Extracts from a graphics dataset
----------
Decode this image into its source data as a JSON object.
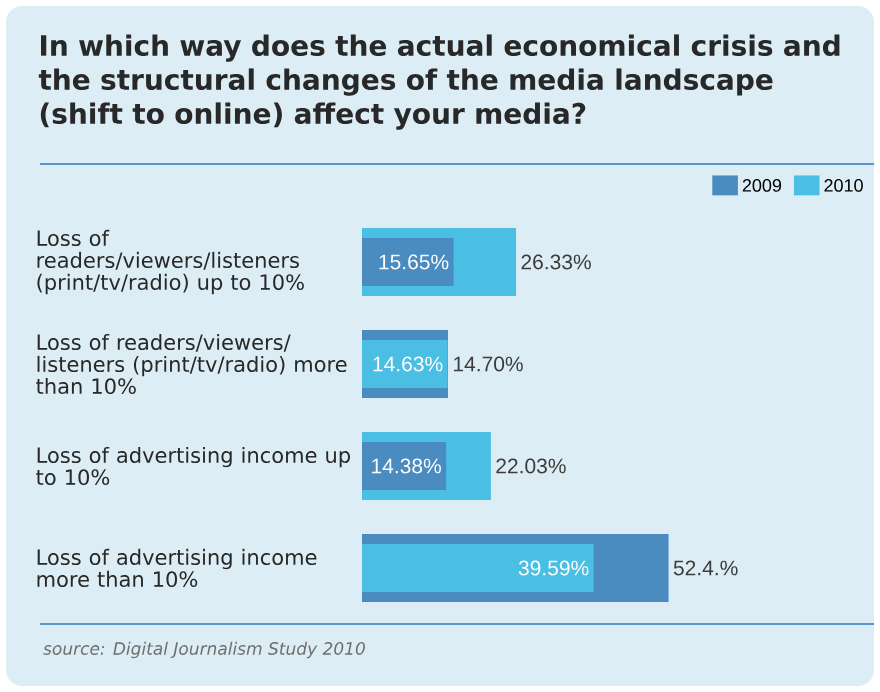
{
  "chart_data": {
    "type": "bar",
    "orientation": "horizontal",
    "title": "In which way does the actual economical crisis and the structural changes of the media landscape (shift to online) affect your media?",
    "categories": [
      "Loss of readers/viewers/listeners (print/tv/radio) up to 10%",
      "Loss of readers/viewers/ listeners (print/tv/radio) more than 10%",
      "Loss of advertising income up to 10%",
      "Loss of advertising income more than 10%"
    ],
    "series": [
      {
        "name": "2009",
        "color": "#4a8bc0",
        "values": [
          15.65,
          14.7,
          14.38,
          52.4
        ],
        "value_labels": [
          "15.65%",
          "14.70%",
          "14.38%",
          "52.4.%"
        ]
      },
      {
        "name": "2010",
        "color": "#4bbfe3",
        "values": [
          26.33,
          14.63,
          22.03,
          39.59
        ],
        "value_labels": [
          "26.33%",
          "14.63%",
          "22.03%",
          "39.59%"
        ]
      }
    ],
    "legend": "top right",
    "annotations": [
      "source: Digital Journalism Study 2010"
    ]
  }
}
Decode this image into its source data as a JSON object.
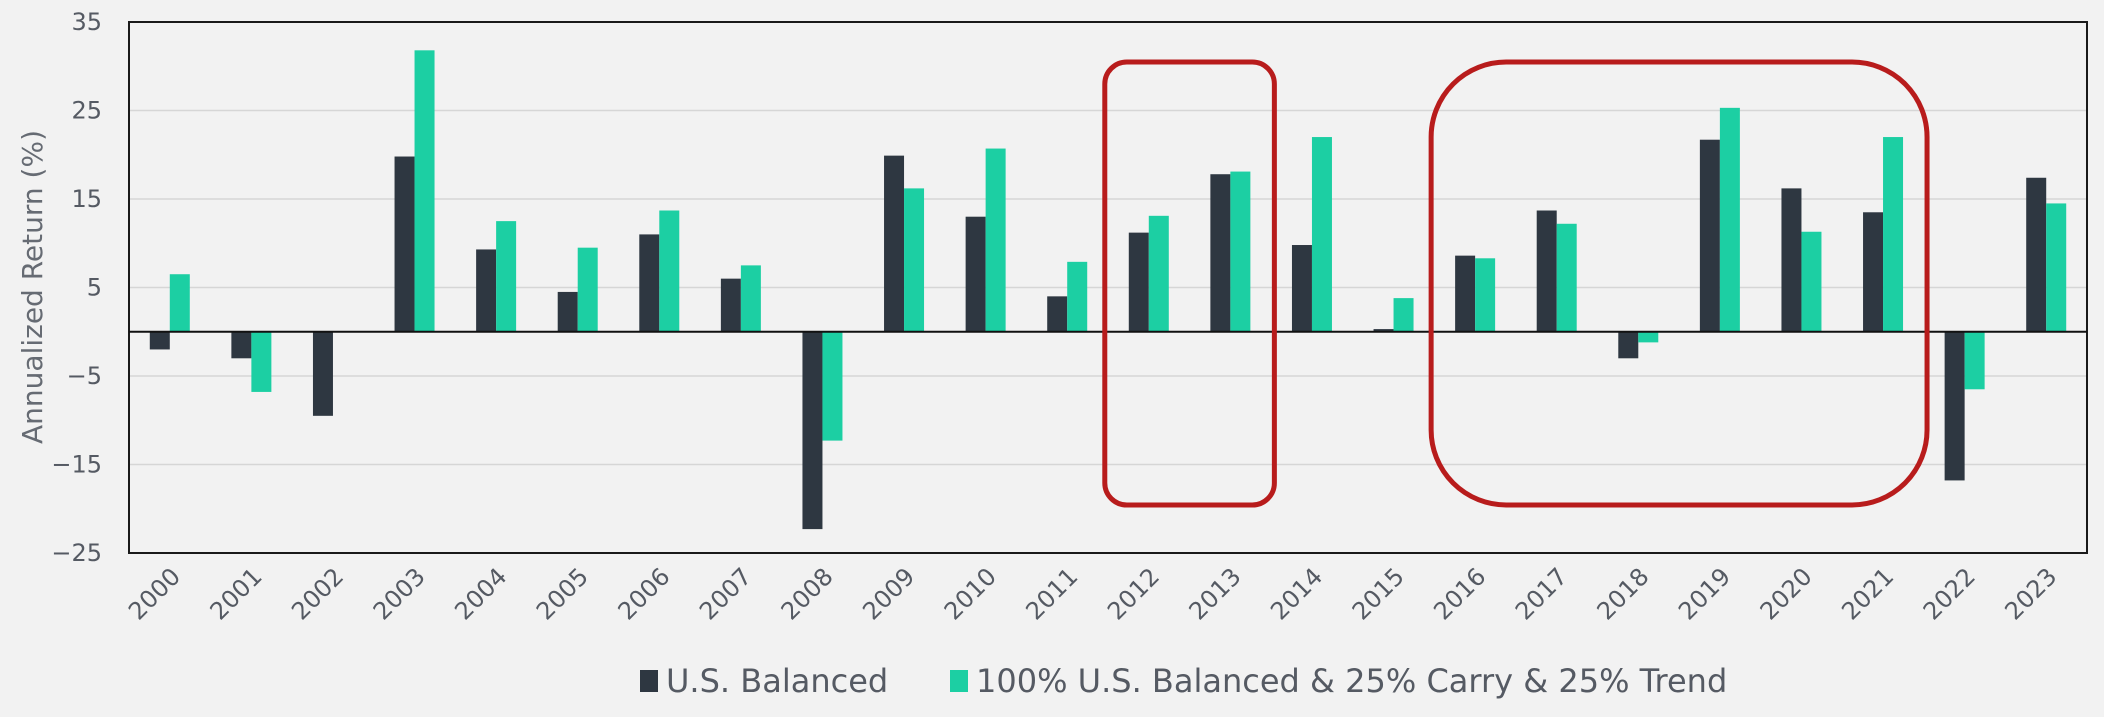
{
  "chart_data": {
    "type": "bar",
    "title": "",
    "xlabel": "",
    "ylabel": "Annualized Return  (%)",
    "ylim": [
      -25,
      35
    ],
    "yticks": [
      -25,
      -15,
      -5,
      5,
      15,
      25,
      35
    ],
    "ytick_labels": [
      "−25",
      "−15",
      "−5",
      "5",
      "15",
      "25",
      "35"
    ],
    "grid": true,
    "legend_position": "bottom-center",
    "categories": [
      "2000",
      "2001",
      "2002",
      "2003",
      "2004",
      "2005",
      "2006",
      "2007",
      "2008",
      "2009",
      "2010",
      "2011",
      "2012",
      "2013",
      "2014",
      "2015",
      "2016",
      "2017",
      "2018",
      "2019",
      "2020",
      "2021",
      "2022",
      "2023"
    ],
    "series": [
      {
        "name": "U.S. Balanced",
        "color": "#2e3741",
        "values": [
          -2,
          -3,
          -9.5,
          19.8,
          9.3,
          4.5,
          11,
          6,
          -22.3,
          19.9,
          13,
          4,
          11.2,
          17.8,
          9.8,
          0.3,
          8.6,
          13.7,
          -3,
          21.7,
          16.2,
          13.5,
          -16.8,
          17.4
        ]
      },
      {
        "name": "100% U.S. Balanced & 25% Carry & 25% Trend",
        "color": "#1ccfa3",
        "values": [
          6.5,
          -6.8,
          0,
          31.8,
          12.5,
          9.5,
          13.7,
          7.5,
          -12.3,
          16.2,
          20.7,
          7.9,
          13.1,
          18.1,
          22,
          3.8,
          8.3,
          12.2,
          -1.2,
          25.3,
          11.3,
          22,
          -6.5,
          14.5
        ]
      }
    ],
    "annotations": [
      {
        "type": "highlight-box",
        "color": "#b81c1c",
        "from_category": "2012",
        "to_category": "2013"
      },
      {
        "type": "highlight-box",
        "color": "#b81c1c",
        "from_category": "2016",
        "to_category": "2021"
      }
    ]
  }
}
----------
SHORT TASK
Repeat the data exactly, excluding the pictures.

SOLUTION TO THIS PROBLEM
Decode this image into its source data as a JSON object.
{
  "chart_data": {
    "type": "bar",
    "orientation": "horizontal",
    "title": "In which way does the actual economical crisis and the structural changes of the media landscape (shift to online) affect your media?",
    "categories": [
      "Loss of readers/viewers/listeners (print/tv/radio) up to 10%",
      "Loss of readers/viewers/ listeners (print/tv/radio) more than 10%",
      "Loss of advertising income up to 10%",
      "Loss of advertising income more than 10%"
    ],
    "series": [
      {
        "name": "2009",
        "color": "#4a8bc0",
        "values": [
          15.65,
          14.7,
          14.38,
          52.4
        ],
        "value_labels": [
          "15.65%",
          "14.70%",
          "14.38%",
          "52.4.%"
        ]
      },
      {
        "name": "2010",
        "color": "#4bbfe3",
        "values": [
          26.33,
          14.63,
          22.03,
          39.59
        ],
        "value_labels": [
          "26.33%",
          "14.63%",
          "22.03%",
          "39.59%"
        ]
      }
    ],
    "legend": "top right",
    "annotations": [
      "source: Digital Journalism Study 2010"
    ]
  }
}
Decode this image into its source data as a JSON object.
{
  "chart_data": {
    "type": "bar",
    "title": "",
    "xlabel": "",
    "ylabel": "Annualized Return  (%)",
    "ylim": [
      -25,
      35
    ],
    "yticks": [
      -25,
      -15,
      -5,
      5,
      15,
      25,
      35
    ],
    "ytick_labels": [
      "−25",
      "−15",
      "−5",
      "5",
      "15",
      "25",
      "35"
    ],
    "grid": true,
    "legend_position": "bottom-center",
    "categories": [
      "2000",
      "2001",
      "2002",
      "2003",
      "2004",
      "2005",
      "2006",
      "2007",
      "2008",
      "2009",
      "2010",
      "2011",
      "2012",
      "2013",
      "2014",
      "2015",
      "2016",
      "2017",
      "2018",
      "2019",
      "2020",
      "2021",
      "2022",
      "2023"
    ],
    "series": [
      {
        "name": "U.S. Balanced",
        "color": "#2e3741",
        "values": [
          -2,
          -3,
          -9.5,
          19.8,
          9.3,
          4.5,
          11,
          6,
          -22.3,
          19.9,
          13,
          4,
          11.2,
          17.8,
          9.8,
          0.3,
          8.6,
          13.7,
          -3,
          21.7,
          16.2,
          13.5,
          -16.8,
          17.4
        ]
      },
      {
        "name": "100% U.S. Balanced & 25% Carry & 25% Trend",
        "color": "#1ccfa3",
        "values": [
          6.5,
          -6.8,
          0,
          31.8,
          12.5,
          9.5,
          13.7,
          7.5,
          -12.3,
          16.2,
          20.7,
          7.9,
          13.1,
          18.1,
          22,
          3.8,
          8.3,
          12.2,
          -1.2,
          25.3,
          11.3,
          22,
          -6.5,
          14.5
        ]
      }
    ],
    "annotations": [
      {
        "type": "highlight-box",
        "color": "#b81c1c",
        "from_category": "2012",
        "to_category": "2013"
      },
      {
        "type": "highlight-box",
        "color": "#b81c1c",
        "from_category": "2016",
        "to_category": "2021"
      }
    ]
  }
}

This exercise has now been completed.